Copy every line of the records below where the word "Ankara" occurs.

Entries taken from a collection

** Start **

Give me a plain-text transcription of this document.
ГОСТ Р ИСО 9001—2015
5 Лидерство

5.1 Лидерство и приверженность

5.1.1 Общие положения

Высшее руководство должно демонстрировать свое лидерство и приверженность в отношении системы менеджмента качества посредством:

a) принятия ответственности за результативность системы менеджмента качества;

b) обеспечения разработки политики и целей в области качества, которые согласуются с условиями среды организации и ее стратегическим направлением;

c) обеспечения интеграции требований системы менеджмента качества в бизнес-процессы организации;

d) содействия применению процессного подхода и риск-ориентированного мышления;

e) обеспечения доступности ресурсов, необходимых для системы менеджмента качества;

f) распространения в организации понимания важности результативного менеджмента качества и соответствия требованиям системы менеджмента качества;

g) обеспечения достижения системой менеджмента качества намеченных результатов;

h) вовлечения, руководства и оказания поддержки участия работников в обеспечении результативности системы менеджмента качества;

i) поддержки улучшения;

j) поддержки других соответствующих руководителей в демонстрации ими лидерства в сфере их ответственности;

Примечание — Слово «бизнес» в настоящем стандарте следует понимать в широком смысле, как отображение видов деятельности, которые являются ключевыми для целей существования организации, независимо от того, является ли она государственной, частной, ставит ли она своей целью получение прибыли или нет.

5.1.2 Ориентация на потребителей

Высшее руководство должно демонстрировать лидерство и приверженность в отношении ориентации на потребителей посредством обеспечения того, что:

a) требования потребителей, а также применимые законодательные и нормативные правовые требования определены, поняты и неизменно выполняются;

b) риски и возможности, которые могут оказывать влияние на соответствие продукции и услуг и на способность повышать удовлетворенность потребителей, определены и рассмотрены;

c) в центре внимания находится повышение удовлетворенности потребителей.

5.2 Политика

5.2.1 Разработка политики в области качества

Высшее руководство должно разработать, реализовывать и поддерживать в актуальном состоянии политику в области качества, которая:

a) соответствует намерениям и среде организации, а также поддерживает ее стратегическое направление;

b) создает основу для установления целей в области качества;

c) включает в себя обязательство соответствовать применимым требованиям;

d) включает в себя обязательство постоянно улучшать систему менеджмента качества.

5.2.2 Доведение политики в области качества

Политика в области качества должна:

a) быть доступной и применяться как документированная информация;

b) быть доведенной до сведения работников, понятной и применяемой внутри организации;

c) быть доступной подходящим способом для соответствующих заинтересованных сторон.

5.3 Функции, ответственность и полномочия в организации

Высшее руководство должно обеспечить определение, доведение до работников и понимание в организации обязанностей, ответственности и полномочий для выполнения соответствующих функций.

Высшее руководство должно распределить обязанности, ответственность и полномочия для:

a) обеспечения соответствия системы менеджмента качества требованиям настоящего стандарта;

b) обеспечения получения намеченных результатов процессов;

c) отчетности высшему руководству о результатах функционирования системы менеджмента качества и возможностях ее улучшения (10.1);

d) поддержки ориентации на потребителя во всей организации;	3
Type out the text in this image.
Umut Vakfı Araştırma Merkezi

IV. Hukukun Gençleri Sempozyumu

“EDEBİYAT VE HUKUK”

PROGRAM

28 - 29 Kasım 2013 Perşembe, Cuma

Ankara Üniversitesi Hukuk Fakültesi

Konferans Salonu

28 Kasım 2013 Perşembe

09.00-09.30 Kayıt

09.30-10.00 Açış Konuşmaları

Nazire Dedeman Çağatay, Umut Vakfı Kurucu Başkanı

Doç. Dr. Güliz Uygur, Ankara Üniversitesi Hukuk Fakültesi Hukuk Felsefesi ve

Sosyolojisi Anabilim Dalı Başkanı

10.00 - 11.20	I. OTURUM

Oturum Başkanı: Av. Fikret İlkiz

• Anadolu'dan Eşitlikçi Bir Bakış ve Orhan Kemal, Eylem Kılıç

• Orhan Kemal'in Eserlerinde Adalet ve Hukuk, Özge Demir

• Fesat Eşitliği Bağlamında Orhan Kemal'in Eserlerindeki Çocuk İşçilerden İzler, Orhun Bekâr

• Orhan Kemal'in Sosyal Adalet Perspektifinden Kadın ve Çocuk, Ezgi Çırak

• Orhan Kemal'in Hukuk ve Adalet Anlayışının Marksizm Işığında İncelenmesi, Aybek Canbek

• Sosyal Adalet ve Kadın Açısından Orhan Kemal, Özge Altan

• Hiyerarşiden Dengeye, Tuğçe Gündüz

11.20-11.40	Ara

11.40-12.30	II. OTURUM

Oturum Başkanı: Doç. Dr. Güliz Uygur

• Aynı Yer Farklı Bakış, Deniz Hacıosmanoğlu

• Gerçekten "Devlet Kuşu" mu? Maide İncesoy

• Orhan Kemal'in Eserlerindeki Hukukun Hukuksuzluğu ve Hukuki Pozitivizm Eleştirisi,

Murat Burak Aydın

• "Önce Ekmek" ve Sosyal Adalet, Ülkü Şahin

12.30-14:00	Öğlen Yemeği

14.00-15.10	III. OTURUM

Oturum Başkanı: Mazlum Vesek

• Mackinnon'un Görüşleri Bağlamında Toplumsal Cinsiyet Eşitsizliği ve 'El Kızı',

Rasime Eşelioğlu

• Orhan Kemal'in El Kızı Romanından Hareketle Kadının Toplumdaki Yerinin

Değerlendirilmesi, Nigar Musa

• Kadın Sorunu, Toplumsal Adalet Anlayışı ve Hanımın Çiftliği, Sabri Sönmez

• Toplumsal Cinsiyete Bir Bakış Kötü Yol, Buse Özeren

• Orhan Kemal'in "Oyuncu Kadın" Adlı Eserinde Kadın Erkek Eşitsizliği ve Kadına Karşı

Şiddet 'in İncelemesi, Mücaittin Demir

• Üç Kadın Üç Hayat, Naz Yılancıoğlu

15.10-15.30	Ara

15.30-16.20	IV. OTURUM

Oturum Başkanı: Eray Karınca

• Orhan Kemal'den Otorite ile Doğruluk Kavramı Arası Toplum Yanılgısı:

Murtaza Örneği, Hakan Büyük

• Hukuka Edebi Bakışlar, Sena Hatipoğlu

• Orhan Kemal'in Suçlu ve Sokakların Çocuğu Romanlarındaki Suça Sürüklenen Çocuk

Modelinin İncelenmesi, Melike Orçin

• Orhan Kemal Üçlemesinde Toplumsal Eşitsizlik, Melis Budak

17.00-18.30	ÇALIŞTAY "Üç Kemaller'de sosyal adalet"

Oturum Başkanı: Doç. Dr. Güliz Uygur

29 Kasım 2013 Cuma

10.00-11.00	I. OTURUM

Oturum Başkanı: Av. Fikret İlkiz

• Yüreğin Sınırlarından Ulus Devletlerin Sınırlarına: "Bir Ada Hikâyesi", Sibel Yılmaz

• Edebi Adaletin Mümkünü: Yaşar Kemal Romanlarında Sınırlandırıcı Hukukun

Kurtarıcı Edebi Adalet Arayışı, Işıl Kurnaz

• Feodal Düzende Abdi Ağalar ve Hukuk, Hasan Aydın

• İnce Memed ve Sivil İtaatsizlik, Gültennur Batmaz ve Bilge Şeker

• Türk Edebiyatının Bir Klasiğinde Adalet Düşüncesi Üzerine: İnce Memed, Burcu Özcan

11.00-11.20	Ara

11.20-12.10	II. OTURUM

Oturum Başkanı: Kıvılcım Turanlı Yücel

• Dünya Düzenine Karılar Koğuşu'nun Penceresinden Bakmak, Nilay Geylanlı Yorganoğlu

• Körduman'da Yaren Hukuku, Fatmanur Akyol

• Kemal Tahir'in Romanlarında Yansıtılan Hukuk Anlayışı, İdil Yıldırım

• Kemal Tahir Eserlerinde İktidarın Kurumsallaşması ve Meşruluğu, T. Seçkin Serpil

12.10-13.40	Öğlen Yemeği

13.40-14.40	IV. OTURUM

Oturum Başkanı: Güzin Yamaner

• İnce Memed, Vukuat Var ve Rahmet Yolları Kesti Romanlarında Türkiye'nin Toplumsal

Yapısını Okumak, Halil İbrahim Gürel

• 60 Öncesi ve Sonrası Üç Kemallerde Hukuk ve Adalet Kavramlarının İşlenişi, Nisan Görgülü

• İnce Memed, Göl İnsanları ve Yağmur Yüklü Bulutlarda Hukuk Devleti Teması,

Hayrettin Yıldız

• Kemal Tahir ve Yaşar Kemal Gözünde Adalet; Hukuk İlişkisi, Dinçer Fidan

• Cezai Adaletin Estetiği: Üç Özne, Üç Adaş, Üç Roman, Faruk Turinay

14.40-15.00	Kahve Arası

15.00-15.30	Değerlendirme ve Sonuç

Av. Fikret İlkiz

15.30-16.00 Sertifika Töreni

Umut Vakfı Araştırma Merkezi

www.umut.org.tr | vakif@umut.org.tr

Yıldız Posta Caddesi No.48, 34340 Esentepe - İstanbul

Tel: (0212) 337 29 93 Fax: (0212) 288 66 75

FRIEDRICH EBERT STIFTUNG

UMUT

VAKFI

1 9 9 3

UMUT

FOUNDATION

** End **

*FINAL RESULT*
Ankara Üniversitesi Hukuk Fakültesi
Doç. Dr. Güliz Uygur, Ankara Üniversitesi Hukuk Fakültesi Hukuk Felsefesi ve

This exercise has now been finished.